→ Exercise objective:
Identify each line in the records below that contains the word "text", and copy it.

* START *

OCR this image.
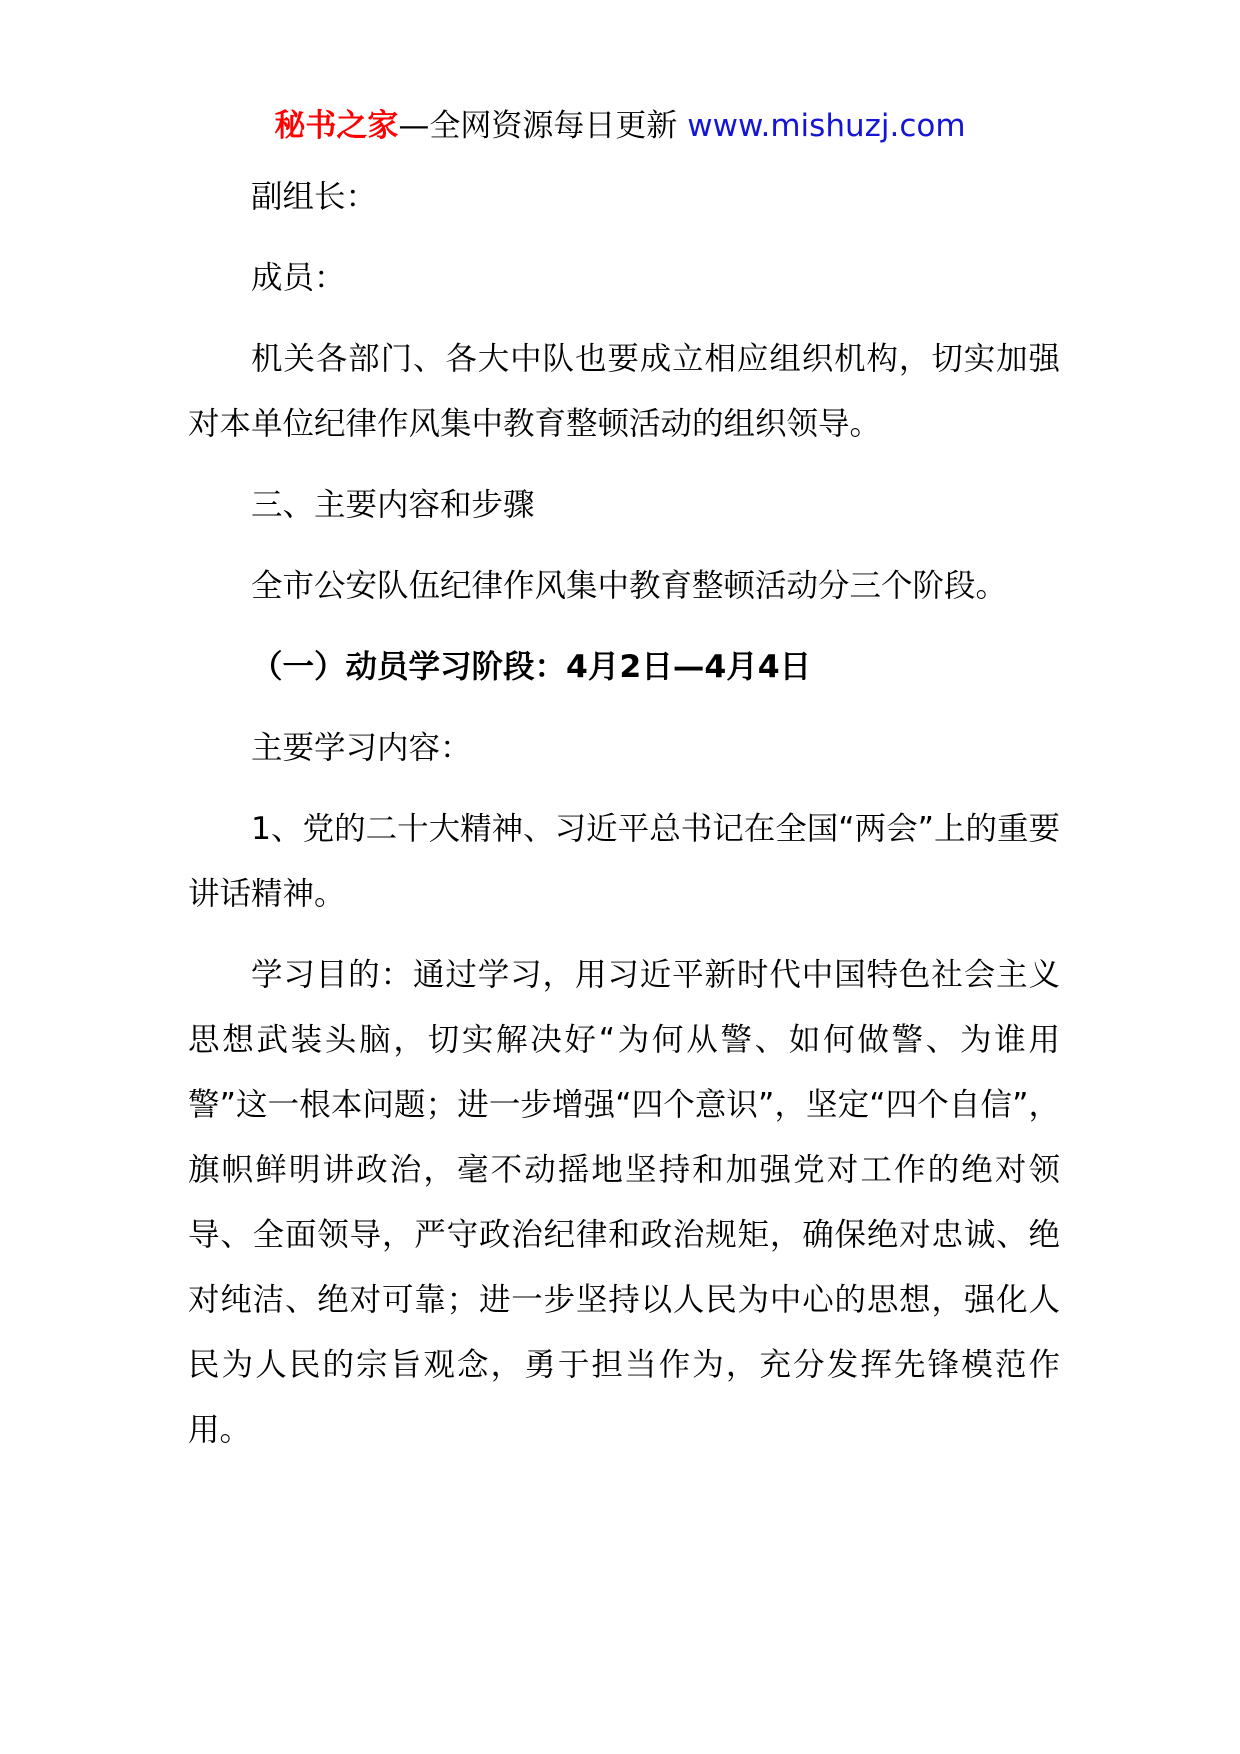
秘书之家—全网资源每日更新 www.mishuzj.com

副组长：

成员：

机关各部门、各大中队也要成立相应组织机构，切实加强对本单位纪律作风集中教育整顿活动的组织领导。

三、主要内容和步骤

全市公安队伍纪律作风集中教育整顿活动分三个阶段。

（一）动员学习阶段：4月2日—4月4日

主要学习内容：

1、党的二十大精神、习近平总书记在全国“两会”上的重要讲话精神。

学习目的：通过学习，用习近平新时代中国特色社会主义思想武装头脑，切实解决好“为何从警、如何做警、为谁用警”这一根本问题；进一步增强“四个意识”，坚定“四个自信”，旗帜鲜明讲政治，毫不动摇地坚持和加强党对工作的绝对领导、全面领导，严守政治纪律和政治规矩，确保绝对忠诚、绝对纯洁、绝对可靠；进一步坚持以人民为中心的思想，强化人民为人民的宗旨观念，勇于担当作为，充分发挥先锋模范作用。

* END *
* START *

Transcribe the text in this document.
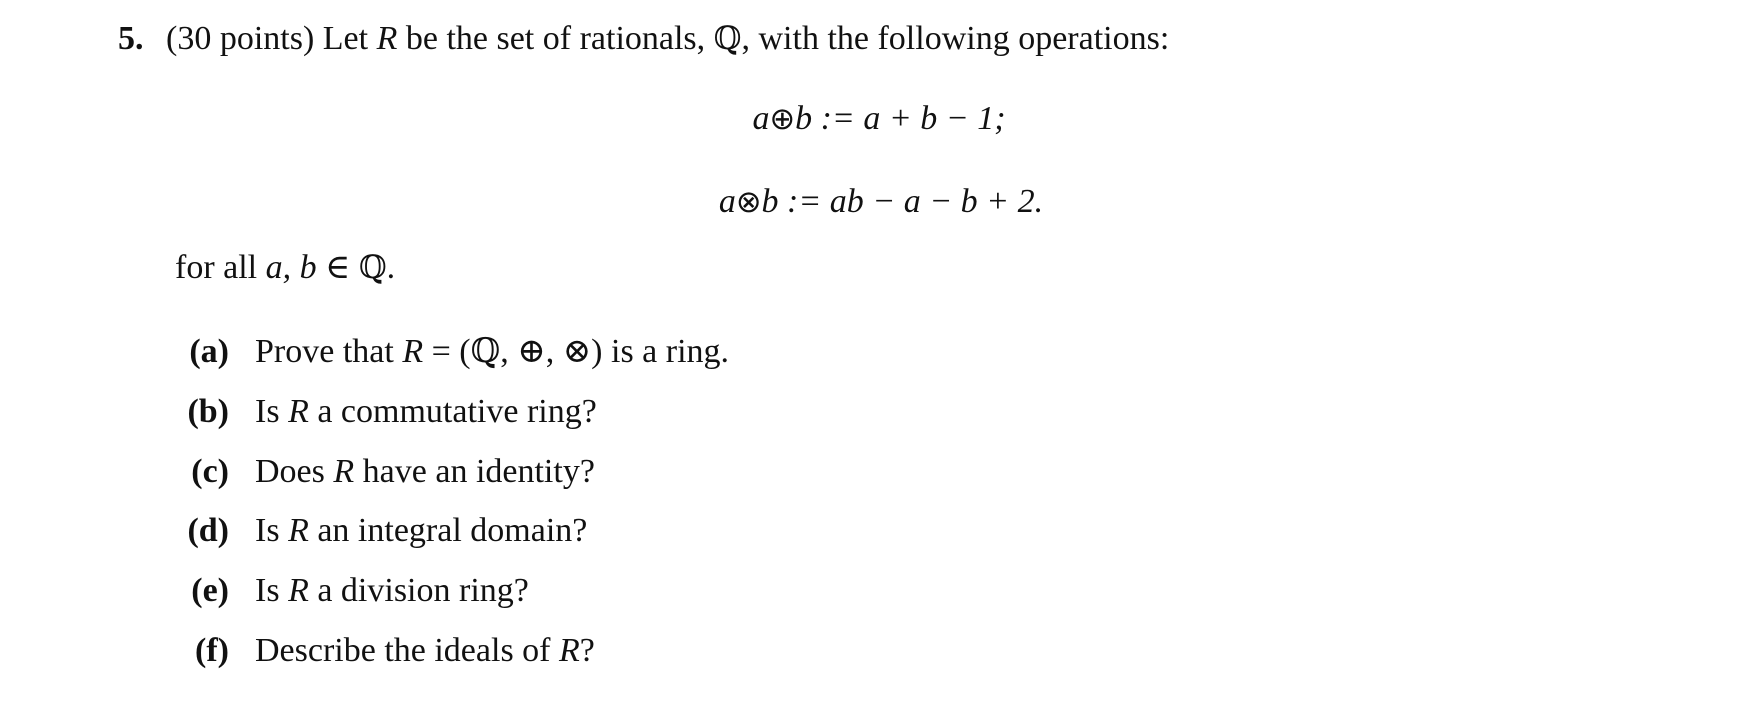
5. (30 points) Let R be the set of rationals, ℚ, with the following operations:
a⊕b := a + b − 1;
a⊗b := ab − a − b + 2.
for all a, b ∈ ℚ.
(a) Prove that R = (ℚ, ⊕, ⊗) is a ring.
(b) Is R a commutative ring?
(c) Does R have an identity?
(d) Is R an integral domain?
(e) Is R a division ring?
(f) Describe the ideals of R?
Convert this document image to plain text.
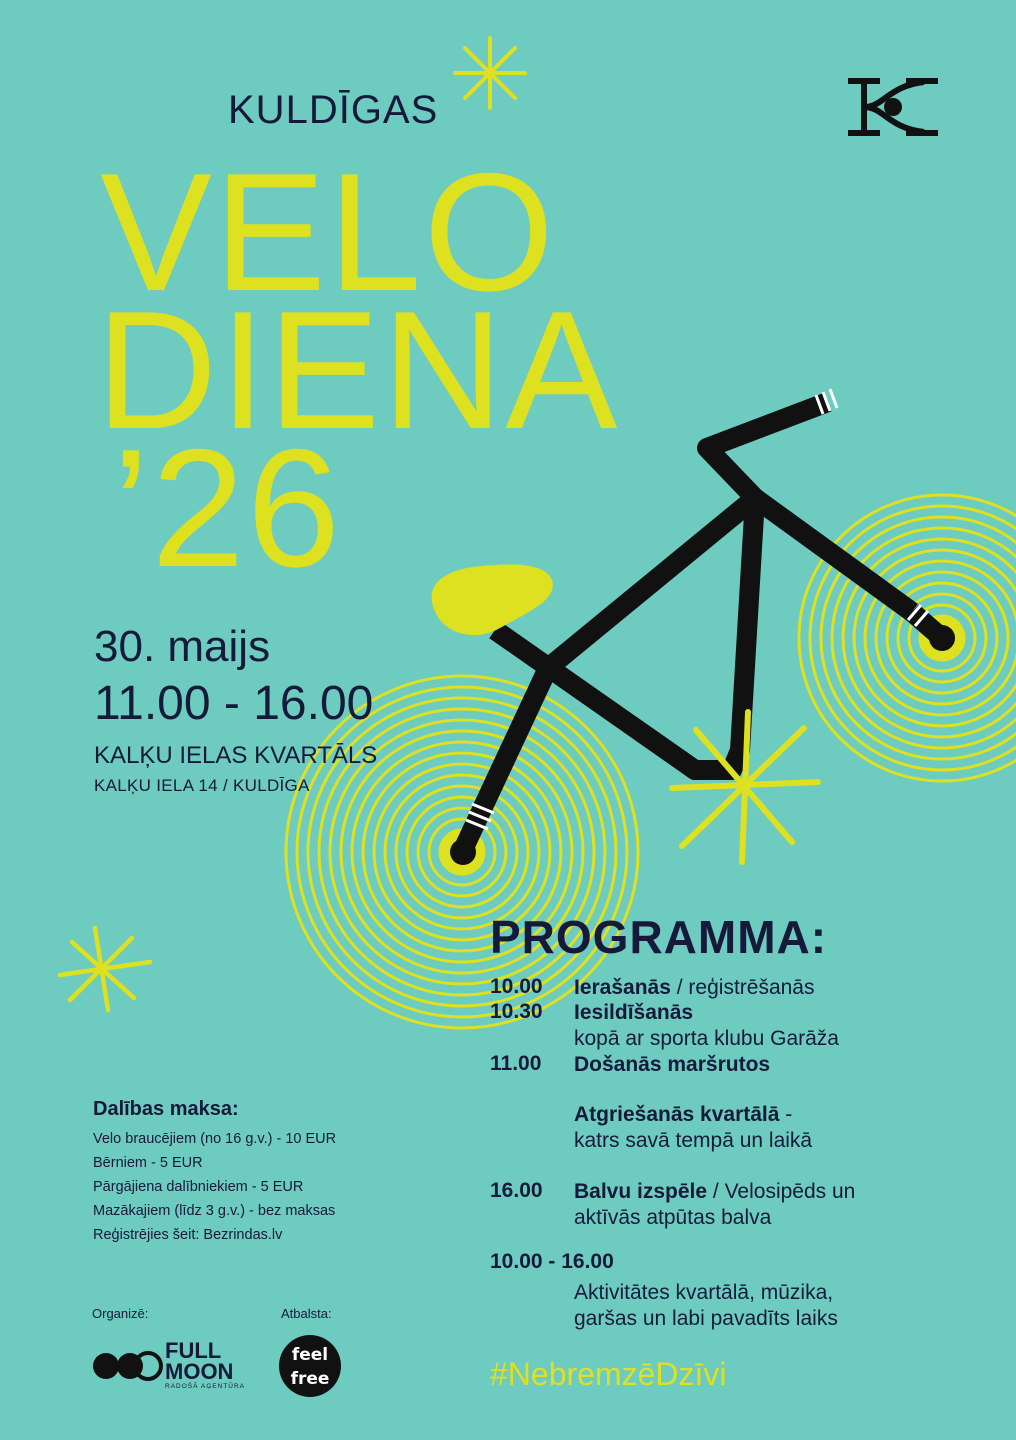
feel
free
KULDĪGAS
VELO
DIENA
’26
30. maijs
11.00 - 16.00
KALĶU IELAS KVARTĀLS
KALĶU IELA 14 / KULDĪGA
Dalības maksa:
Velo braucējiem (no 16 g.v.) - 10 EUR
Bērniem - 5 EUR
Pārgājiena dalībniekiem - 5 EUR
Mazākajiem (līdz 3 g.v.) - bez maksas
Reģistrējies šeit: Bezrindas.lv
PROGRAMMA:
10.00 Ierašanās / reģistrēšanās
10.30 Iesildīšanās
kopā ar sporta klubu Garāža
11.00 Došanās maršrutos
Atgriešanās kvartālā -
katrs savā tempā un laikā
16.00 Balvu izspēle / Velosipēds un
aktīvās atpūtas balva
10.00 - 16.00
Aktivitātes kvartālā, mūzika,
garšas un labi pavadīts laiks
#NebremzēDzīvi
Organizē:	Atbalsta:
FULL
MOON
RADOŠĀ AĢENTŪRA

* END *

→ Task solution:
Transcribe the text in this document.
Convert this document image to plain text.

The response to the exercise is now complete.